Records:
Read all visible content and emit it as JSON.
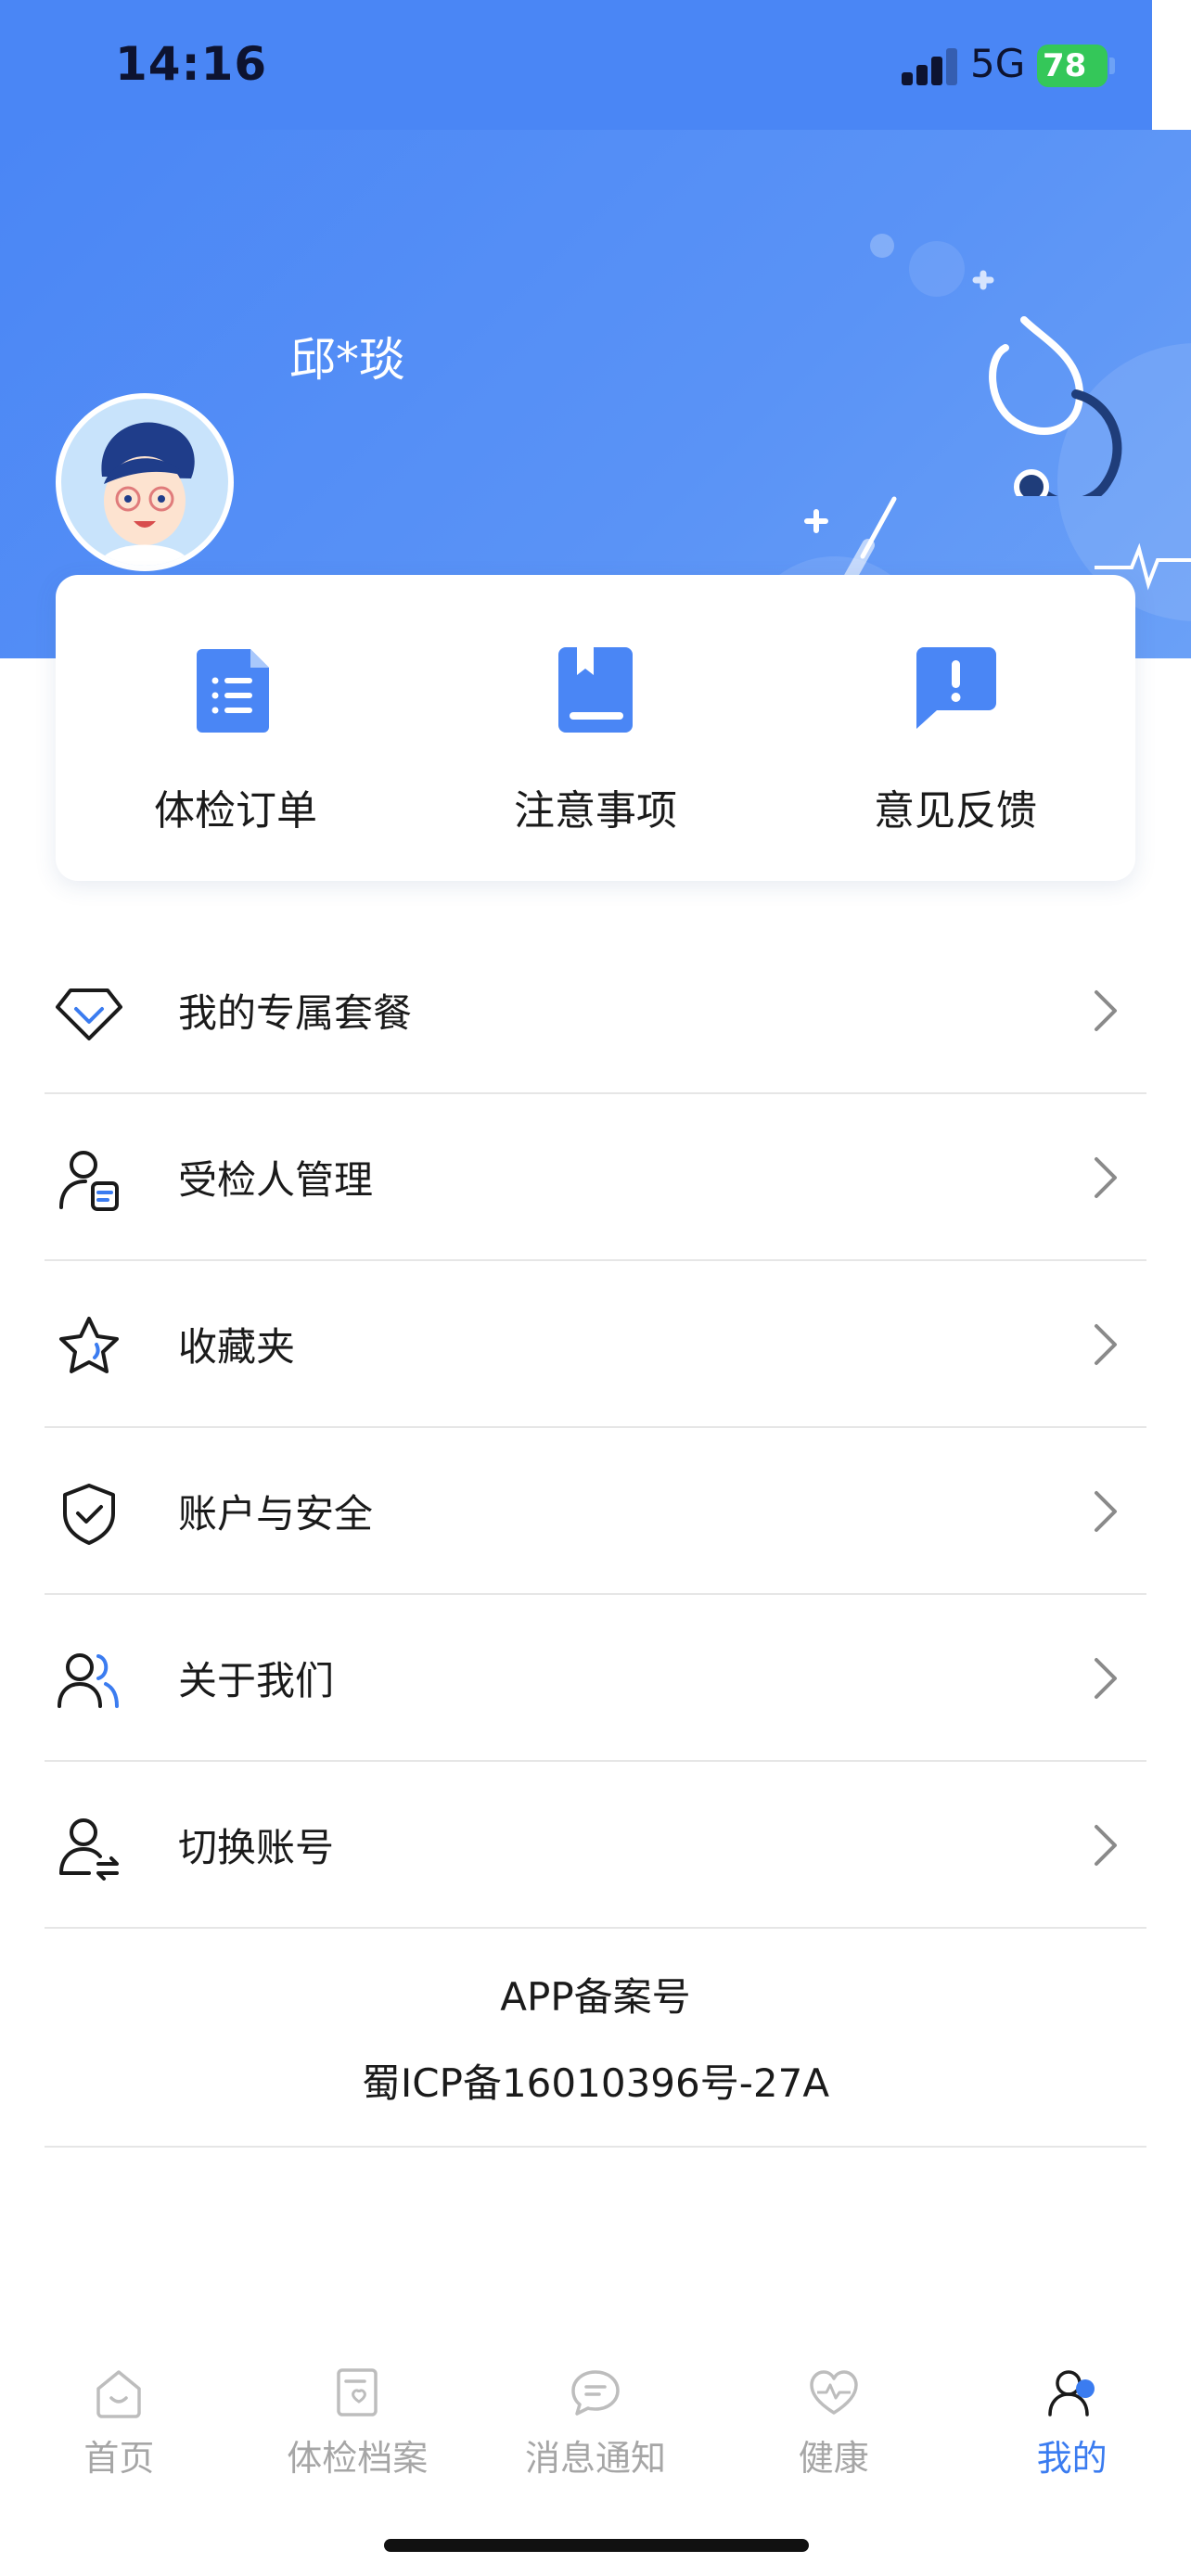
{
  "status": {
    "time": "14:16",
    "network": "5G",
    "battery": "78"
  },
  "profile": {
    "username": "邱*琰"
  },
  "quick_actions": [
    {
      "label": "体检订单",
      "icon": "order-list-icon"
    },
    {
      "label": "注意事项",
      "icon": "notebook-icon"
    },
    {
      "label": "意见反馈",
      "icon": "feedback-icon"
    }
  ],
  "menu": [
    {
      "label": "我的专属套餐",
      "icon": "diamond-icon"
    },
    {
      "label": "受检人管理",
      "icon": "person-card-icon"
    },
    {
      "label": "收藏夹",
      "icon": "star-icon"
    },
    {
      "label": "账户与安全",
      "icon": "shield-check-icon"
    },
    {
      "label": "关于我们",
      "icon": "people-icon"
    },
    {
      "label": "切换账号",
      "icon": "switch-account-icon"
    }
  ],
  "filing": {
    "title": "APP备案号",
    "number": "蜀ICP备16010396号-27A"
  },
  "tabs": [
    {
      "label": "首页",
      "icon": "home-icon",
      "active": false
    },
    {
      "label": "体检档案",
      "icon": "health-record-icon",
      "active": false
    },
    {
      "label": "消息通知",
      "icon": "message-icon",
      "active": false
    },
    {
      "label": "健康",
      "icon": "heart-pulse-icon",
      "active": false
    },
    {
      "label": "我的",
      "icon": "profile-icon",
      "active": true
    }
  ],
  "colors": {
    "brand": "#4a86f5",
    "active_tab": "#3b7cf0",
    "inactive_tab": "#a6a6a6"
  }
}
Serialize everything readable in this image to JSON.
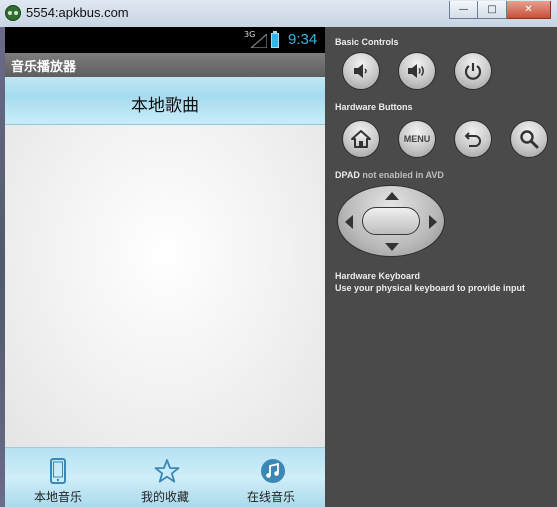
{
  "window": {
    "title": "5554:apkbus.com",
    "minimize_glyph": "—",
    "maximize_glyph": "□",
    "close_glyph": "✕",
    "app_icon": "android-emulator-icon"
  },
  "statusbar": {
    "network": "3G",
    "time": "9:34",
    "icons": [
      "signal-icon",
      "battery-charging-icon"
    ],
    "accent_color": "#33b5e5"
  },
  "app": {
    "title": "音乐播放器",
    "header_title": "本地歌曲",
    "bottom_nav": [
      {
        "label": "本地音乐",
        "icon": "phone-icon"
      },
      {
        "label": "我的收藏",
        "icon": "star-icon"
      },
      {
        "label": "在线音乐",
        "icon": "music-note-icon"
      }
    ]
  },
  "emulator": {
    "basic_controls_label": "Basic Controls",
    "basic_controls": [
      "volume-down-icon",
      "volume-up-icon",
      "power-icon"
    ],
    "hardware_buttons_label": "Hardware Buttons",
    "hardware_buttons": [
      "home-icon",
      "menu-button",
      "back-icon",
      "search-icon"
    ],
    "menu_label": "MENU",
    "dpad_label": "DPAD",
    "dpad_note": "not enabled in AVD",
    "keyboard_label": "Hardware Keyboard",
    "keyboard_note": "Use your physical keyboard to provide input"
  }
}
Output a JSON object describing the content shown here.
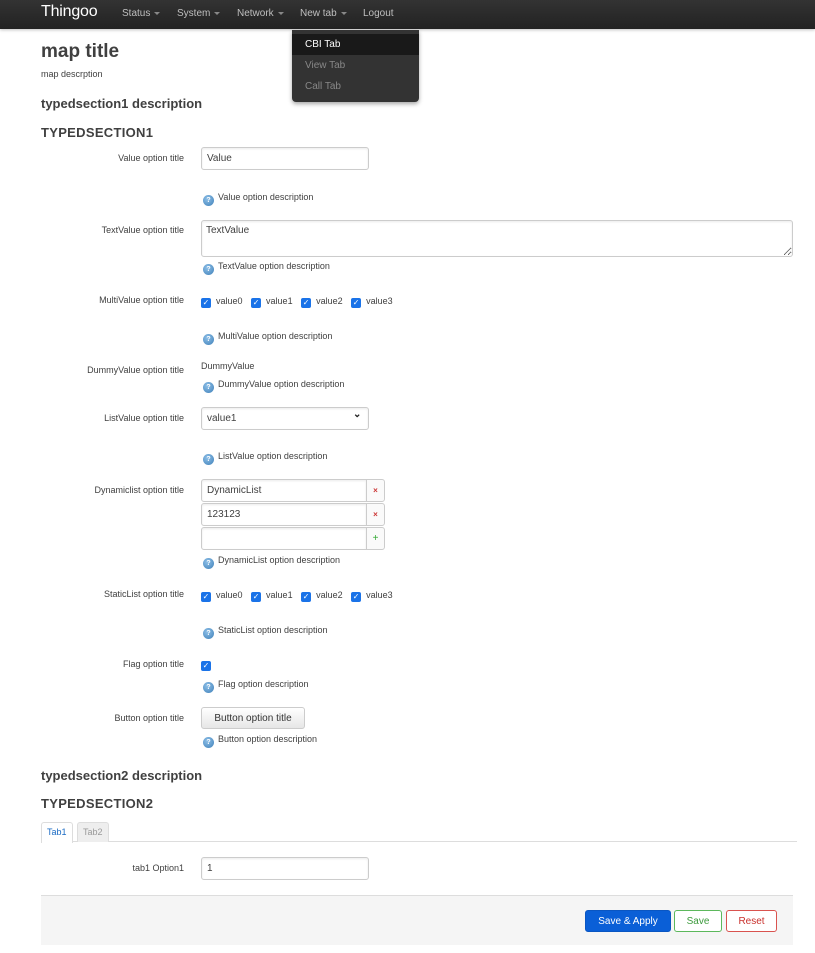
{
  "navbar": {
    "brand": "Thingoo",
    "items": [
      {
        "label": "Status",
        "has_dropdown": true
      },
      {
        "label": "System",
        "has_dropdown": true
      },
      {
        "label": "Network",
        "has_dropdown": true
      },
      {
        "label": "New tab",
        "has_dropdown": true
      },
      {
        "label": "Logout",
        "has_dropdown": false
      }
    ],
    "dropdown": {
      "parent": "New tab",
      "items": [
        {
          "label": "CBI Tab",
          "active": true
        },
        {
          "label": "View Tab",
          "active": false
        },
        {
          "label": "Call Tab",
          "active": false
        }
      ]
    }
  },
  "map": {
    "title": "map title",
    "description": "map descrption"
  },
  "section1": {
    "description": "typedsection1 description",
    "title": "TYPEDSECTION1",
    "options": {
      "value": {
        "label": "Value option title",
        "value": "Value",
        "description": "Value option description"
      },
      "textvalue": {
        "label": "TextValue option title",
        "value": "TextValue",
        "description": "TextValue option description"
      },
      "multivalue": {
        "label": "MultiValue option title",
        "choices": [
          {
            "label": "value0",
            "checked": true
          },
          {
            "label": "value1",
            "checked": true
          },
          {
            "label": "value2",
            "checked": true
          },
          {
            "label": "value3",
            "checked": true
          }
        ],
        "description": "MultiValue option description"
      },
      "dummyvalue": {
        "label": "DummyValue option title",
        "value": "DummyValue",
        "description": "DummyValue option description"
      },
      "listvalue": {
        "label": "ListValue option title",
        "selected": "value1",
        "description": "ListValue option description"
      },
      "dynamiclist": {
        "label": "Dynamiclist option title",
        "items": [
          "DynamicList",
          "123123",
          ""
        ],
        "remove_glyph": "×",
        "add_glyph": "+",
        "description": "DynamicList option description"
      },
      "staticlist": {
        "label": "StaticList option title",
        "choices": [
          {
            "label": "value0",
            "checked": true
          },
          {
            "label": "value1",
            "checked": true
          },
          {
            "label": "value2",
            "checked": true
          },
          {
            "label": "value3",
            "checked": true
          }
        ],
        "description": "StaticList option description"
      },
      "flag": {
        "label": "Flag option title",
        "checked": true,
        "description": "Flag option description"
      },
      "button": {
        "label": "Button option title",
        "button_label": "Button option title",
        "description": "Button option description"
      }
    }
  },
  "section2": {
    "description": "typedsection2 description",
    "title": "TYPEDSECTION2",
    "tabs": [
      {
        "label": "Tab1",
        "active": true
      },
      {
        "label": "Tab2",
        "active": false
      }
    ],
    "tab1_option1": {
      "label": "tab1 Option1",
      "value": "1"
    }
  },
  "actions": {
    "save_apply": "Save & Apply",
    "save": "Save",
    "reset": "Reset"
  },
  "icons": {
    "help": "?",
    "check": "✓",
    "chevron": "⌄"
  },
  "colors": {
    "navbar": "#222222",
    "primary": "#0a5fd7",
    "save": "#5cb85c",
    "reset": "#d9534f",
    "active_tab": "#1a6bc4"
  }
}
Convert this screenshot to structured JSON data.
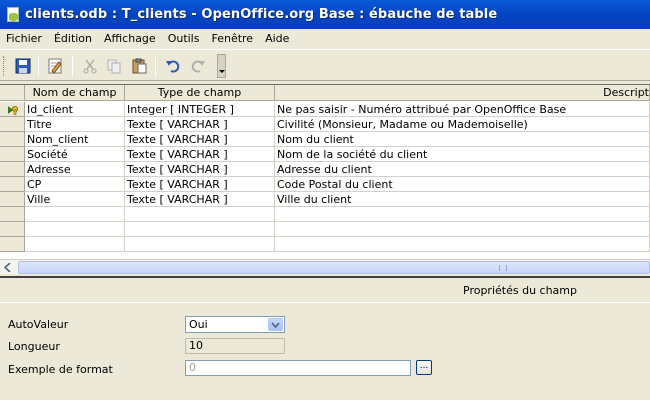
{
  "window": {
    "title": "clients.odb : T_clients - OpenOffice.org Base : ébauche de table"
  },
  "menu": [
    "Fichier",
    "Édition",
    "Affichage",
    "Outils",
    "Fenêtre",
    "Aide"
  ],
  "grid": {
    "headers": [
      "Nom de champ",
      "Type de champ",
      "Descript"
    ],
    "rows": [
      {
        "name": "Id_client",
        "type": "Integer [ INTEGER ]",
        "desc": "Ne pas saisir - Numéro attribué par OpenOffice Base"
      },
      {
        "name": "Titre",
        "type": "Texte [ VARCHAR ]",
        "desc": "Civilité (Monsieur, Madame ou Mademoiselle)"
      },
      {
        "name": "Nom_client",
        "type": "Texte [ VARCHAR ]",
        "desc": "Nom du client"
      },
      {
        "name": "Société",
        "type": "Texte [ VARCHAR ]",
        "desc": "Nom de la société du client"
      },
      {
        "name": "Adresse",
        "type": "Texte [ VARCHAR ]",
        "desc": "Adresse du client"
      },
      {
        "name": "CP",
        "type": "Texte [ VARCHAR ]",
        "desc": "Code Postal du client"
      },
      {
        "name": "Ville",
        "type": "Texte [ VARCHAR ]",
        "desc": "Ville du client"
      }
    ]
  },
  "properties": {
    "title": "Propriétés du champ",
    "autovaleur_label": "AutoValeur",
    "autovaleur_value": "Oui",
    "longueur_label": "Longueur",
    "longueur_value": "10",
    "format_label": "Exemple de format",
    "format_value": "0",
    "format_button": "..."
  },
  "colors": {
    "titlebar": "#0a5ad7",
    "selection": "#316ac5"
  }
}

What needs to be done: Except for the pictures, copy the material above exactly.

Written answer:
Read all visible content and emit it as JSON.
{
  "status": {
    "time": "14:16",
    "network": "5G",
    "battery": "78"
  },
  "profile": {
    "username": "邱*琰"
  },
  "quick_actions": [
    {
      "label": "体检订单",
      "icon": "order-list-icon"
    },
    {
      "label": "注意事项",
      "icon": "notebook-icon"
    },
    {
      "label": "意见反馈",
      "icon": "feedback-icon"
    }
  ],
  "menu": [
    {
      "label": "我的专属套餐",
      "icon": "diamond-icon"
    },
    {
      "label": "受检人管理",
      "icon": "person-card-icon"
    },
    {
      "label": "收藏夹",
      "icon": "star-icon"
    },
    {
      "label": "账户与安全",
      "icon": "shield-check-icon"
    },
    {
      "label": "关于我们",
      "icon": "people-icon"
    },
    {
      "label": "切换账号",
      "icon": "switch-account-icon"
    }
  ],
  "filing": {
    "title": "APP备案号",
    "number": "蜀ICP备16010396号-27A"
  },
  "tabs": [
    {
      "label": "首页",
      "icon": "home-icon",
      "active": false
    },
    {
      "label": "体检档案",
      "icon": "health-record-icon",
      "active": false
    },
    {
      "label": "消息通知",
      "icon": "message-icon",
      "active": false
    },
    {
      "label": "健康",
      "icon": "heart-pulse-icon",
      "active": false
    },
    {
      "label": "我的",
      "icon": "profile-icon",
      "active": true
    }
  ],
  "colors": {
    "brand": "#4a86f5",
    "active_tab": "#3b7cf0",
    "inactive_tab": "#a6a6a6"
  }
}
Serialize everything readable in this image to JSON.
{
  "window": {
    "title": "5554:apkbus.com",
    "minimize_glyph": "—",
    "maximize_glyph": "□",
    "close_glyph": "✕",
    "app_icon": "android-emulator-icon"
  },
  "statusbar": {
    "network": "3G",
    "time": "9:34",
    "icons": [
      "signal-icon",
      "battery-charging-icon"
    ],
    "accent_color": "#33b5e5"
  },
  "app": {
    "title": "音乐播放器",
    "header_title": "本地歌曲",
    "bottom_nav": [
      {
        "label": "本地音乐",
        "icon": "phone-icon"
      },
      {
        "label": "我的收藏",
        "icon": "star-icon"
      },
      {
        "label": "在线音乐",
        "icon": "music-note-icon"
      }
    ]
  },
  "emulator": {
    "basic_controls_label": "Basic Controls",
    "basic_controls": [
      "volume-down-icon",
      "volume-up-icon",
      "power-icon"
    ],
    "hardware_buttons_label": "Hardware Buttons",
    "hardware_buttons": [
      "home-icon",
      "menu-button",
      "back-icon",
      "search-icon"
    ],
    "menu_label": "MENU",
    "dpad_label": "DPAD",
    "dpad_note": "not enabled in AVD",
    "keyboard_label": "Hardware Keyboard",
    "keyboard_note": "Use your physical keyboard to provide input"
  }
}
Output a JSON object describing the content shown here.
{
  "navbar": {
    "brand": "Thingoo",
    "items": [
      {
        "label": "Status",
        "has_dropdown": true
      },
      {
        "label": "System",
        "has_dropdown": true
      },
      {
        "label": "Network",
        "has_dropdown": true
      },
      {
        "label": "New tab",
        "has_dropdown": true
      },
      {
        "label": "Logout",
        "has_dropdown": false
      }
    ],
    "dropdown": {
      "parent": "New tab",
      "items": [
        {
          "label": "CBI Tab",
          "active": true
        },
        {
          "label": "View Tab",
          "active": false
        },
        {
          "label": "Call Tab",
          "active": false
        }
      ]
    }
  },
  "map": {
    "title": "map title",
    "description": "map descrption"
  },
  "section1": {
    "description": "typedsection1 description",
    "title": "TYPEDSECTION1",
    "options": {
      "value": {
        "label": "Value option title",
        "value": "Value",
        "description": "Value option description"
      },
      "textvalue": {
        "label": "TextValue option title",
        "value": "TextValue",
        "description": "TextValue option description"
      },
      "multivalue": {
        "label": "MultiValue option title",
        "choices": [
          {
            "label": "value0",
            "checked": true
          },
          {
            "label": "value1",
            "checked": true
          },
          {
            "label": "value2",
            "checked": true
          },
          {
            "label": "value3",
            "checked": true
          }
        ],
        "description": "MultiValue option description"
      },
      "dummyvalue": {
        "label": "DummyValue option title",
        "value": "DummyValue",
        "description": "DummyValue option description"
      },
      "listvalue": {
        "label": "ListValue option title",
        "selected": "value1",
        "description": "ListValue option description"
      },
      "dynamiclist": {
        "label": "Dynamiclist option title",
        "items": [
          "DynamicList",
          "123123",
          ""
        ],
        "remove_glyph": "×",
        "add_glyph": "+",
        "description": "DynamicList option description"
      },
      "staticlist": {
        "label": "StaticList option title",
        "choices": [
          {
            "label": "value0",
            "checked": true
          },
          {
            "label": "value1",
            "checked": true
          },
          {
            "label": "value2",
            "checked": true
          },
          {
            "label": "value3",
            "checked": true
          }
        ],
        "description": "StaticList option description"
      },
      "flag": {
        "label": "Flag option title",
        "checked": true,
        "description": "Flag option description"
      },
      "button": {
        "label": "Button option title",
        "button_label": "Button option title",
        "description": "Button option description"
      }
    }
  },
  "section2": {
    "description": "typedsection2 description",
    "title": "TYPEDSECTION2",
    "tabs": [
      {
        "label": "Tab1",
        "active": true
      },
      {
        "label": "Tab2",
        "active": false
      }
    ],
    "tab1_option1": {
      "label": "tab1 Option1",
      "value": "1"
    }
  },
  "actions": {
    "save_apply": "Save & Apply",
    "save": "Save",
    "reset": "Reset"
  },
  "icons": {
    "help": "?",
    "check": "✓",
    "chevron": "⌄"
  },
  "colors": {
    "navbar": "#222222",
    "primary": "#0a5fd7",
    "save": "#5cb85c",
    "reset": "#d9534f",
    "active_tab": "#1a6bc4"
  }
}
Convert this screenshot to structured JSON data.
{
  "window": {
    "title": "clients.odb : T_clients - OpenOffice.org Base : ébauche de table"
  },
  "menu": [
    "Fichier",
    "Édition",
    "Affichage",
    "Outils",
    "Fenêtre",
    "Aide"
  ],
  "grid": {
    "headers": [
      "Nom de champ",
      "Type de champ",
      "Descript"
    ],
    "rows": [
      {
        "name": "Id_client",
        "type": "Integer [ INTEGER ]",
        "desc": "Ne pas saisir - Numéro attribué par OpenOffice Base"
      },
      {
        "name": "Titre",
        "type": "Texte [ VARCHAR ]",
        "desc": "Civilité (Monsieur, Madame ou Mademoiselle)"
      },
      {
        "name": "Nom_client",
        "type": "Texte [ VARCHAR ]",
        "desc": "Nom du client"
      },
      {
        "name": "Société",
        "type": "Texte [ VARCHAR ]",
        "desc": "Nom de la société du client"
      },
      {
        "name": "Adresse",
        "type": "Texte [ VARCHAR ]",
        "desc": "Adresse du client"
      },
      {
        "name": "CP",
        "type": "Texte [ VARCHAR ]",
        "desc": "Code Postal du client"
      },
      {
        "name": "Ville",
        "type": "Texte [ VARCHAR ]",
        "desc": "Ville du client"
      }
    ]
  },
  "properties": {
    "title": "Propriétés du champ",
    "autovaleur_label": "AutoValeur",
    "autovaleur_value": "Oui",
    "longueur_label": "Longueur",
    "longueur_value": "10",
    "format_label": "Exemple de format",
    "format_value": "0",
    "format_button": "..."
  },
  "colors": {
    "titlebar": "#0a5ad7",
    "selection": "#316ac5"
  }
}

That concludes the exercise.